**INSTRUCTIONS**
a: Summarize the passage on the fruit of the Spirit in two sentences.
b: From the passage on the fruit of the Spirit, pull out verbatim the part that opens with the words containing "It won’t lead" and closes with "God is here!".

**TEXT TO READ**

● ● ● ● ● ● ●

It won’t lead to “who knows what.” We know exactly what it will lead to. If we’ll pay more attention to the Spirit, if we’ll listen to the Spirit, if we’ll give God’s Holy Spirit total control over our church, we know the result.

“Live by the Spirit… The fruit of the Spirit is love, joy, peace, patience, kindness, goodness, faithfulness, gentleness, and self-control.” ~Galatians 5:16, 22-23

I don’t know about your church, but my church could use more love and joy and peace. We need more patience in our church, and kindness and goodness. Where I worship and serve, we could use more faithfulness and gentleness and self-control. When the Holy Spirit accomplishes that in the church, it’s so much more powerful than speaking in tongues or healing! When the Holy Spirit produces that kind of fruit in God’s Church, the whole world will know the Kingdom of God is here!

● ● ● ● ● ● ●

**PROVIDED MATERIAL**
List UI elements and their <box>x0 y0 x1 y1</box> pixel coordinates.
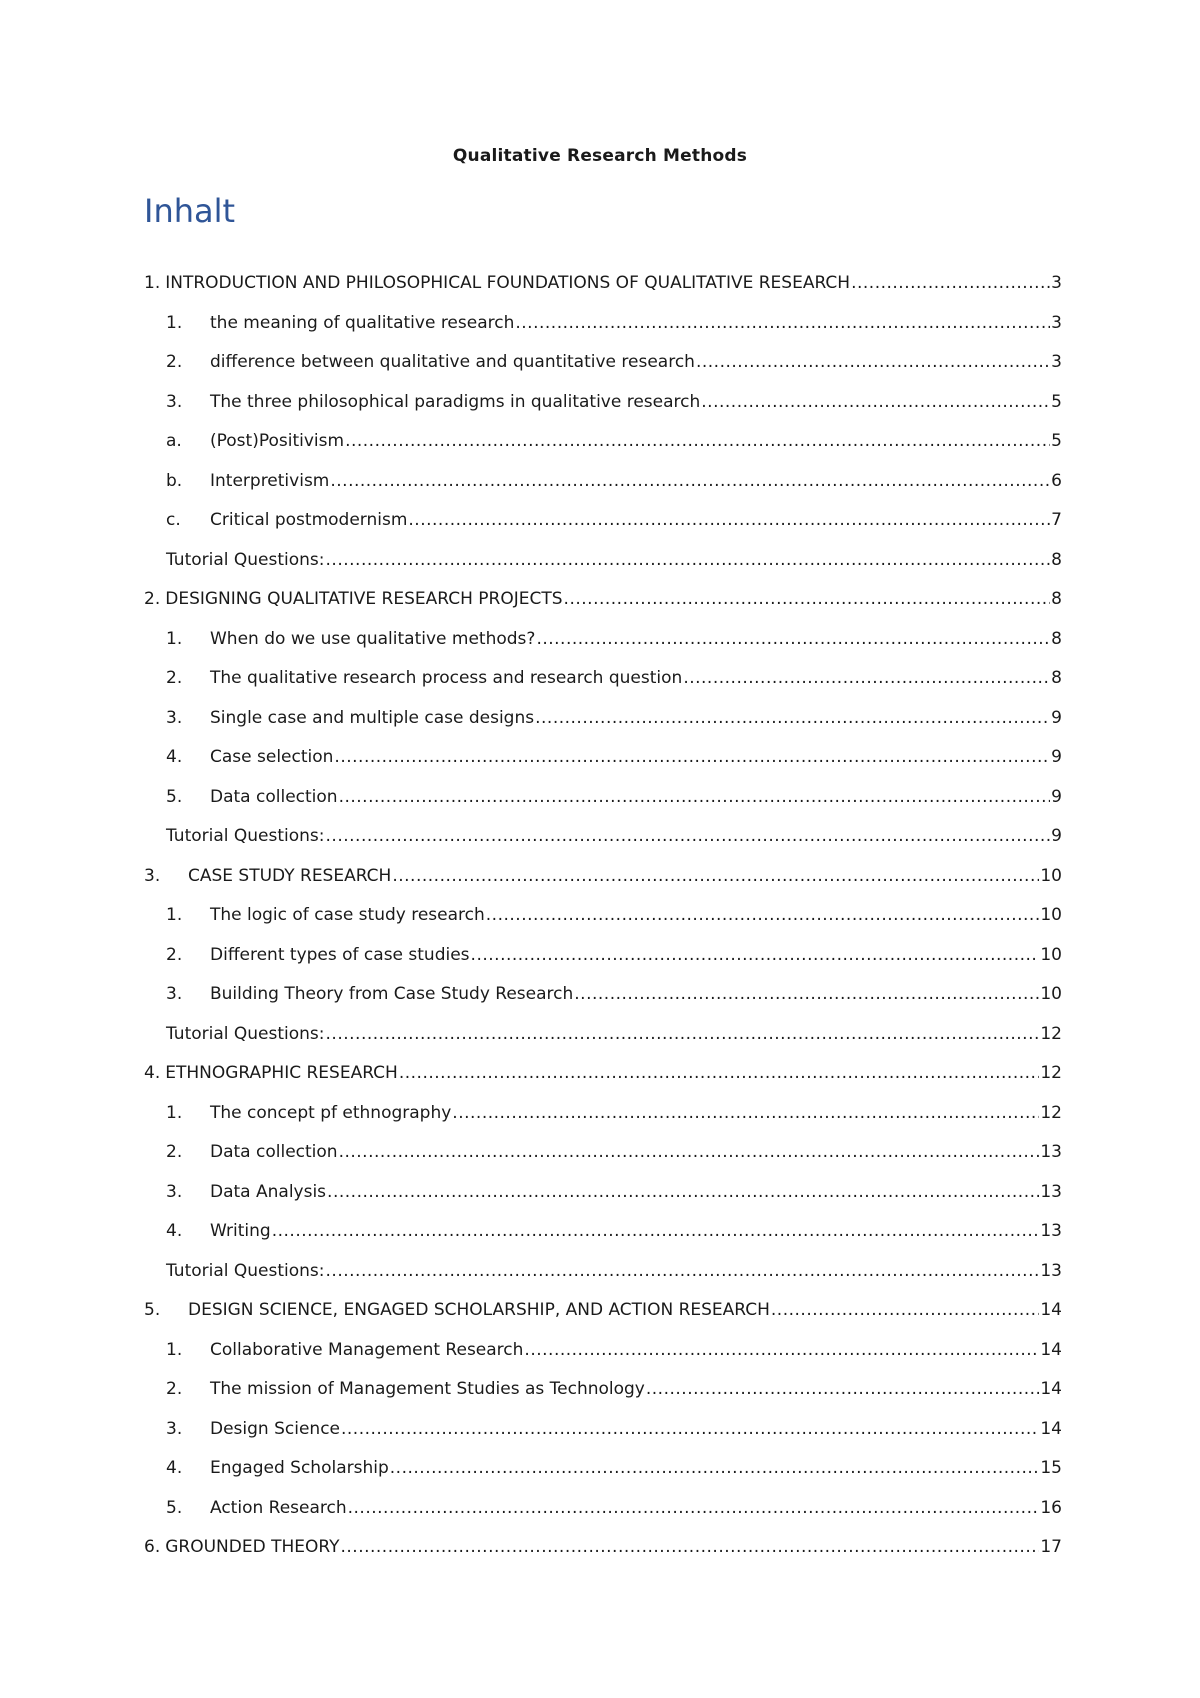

● ● ● ● ● ● ●

**TASK-BY-TASK OUTPUTS**
a: Giving the Holy Spirit total control over the church leads to a known result: the fruit of the Spirit named in Galatians 5, which is love, joy, peace, patience, kindness, goodness, faithfulness, gentleness, and self-control. The writer's church could use more of these qualities, and when the Spirit produces such fruit in the church, it is more powerful than speaking in tongues or healing and shows the whole world that the Kingdom of God is here.

b:
It won’t lead to “who knows what.” We know exactly what it will lead to. If we’ll pay more attention to the Spirit, if we’ll listen to the Spirit, if we’ll give God’s Holy Spirit total control over our church, we know the result.

“Live by the Spirit… The fruit of the Spirit is love, joy, peace, patience, kindness, goodness, faithfulness, gentleness, and self-control.” ~Galatians 5:16, 22-23

I don’t know about your church, but my church could use more love and joy and peace. We need more patience in our church, and kindness and goodness. Where I worship and serve, we could use more faithfulness and gentleness and self-control. When the Holy Spirit accomplishes that in the church, it’s so much more powerful than speaking in tongues or healing! When the Holy Spirit produces that kind of fruit in God’s Church, the whole world will know the Kingdom of God is here!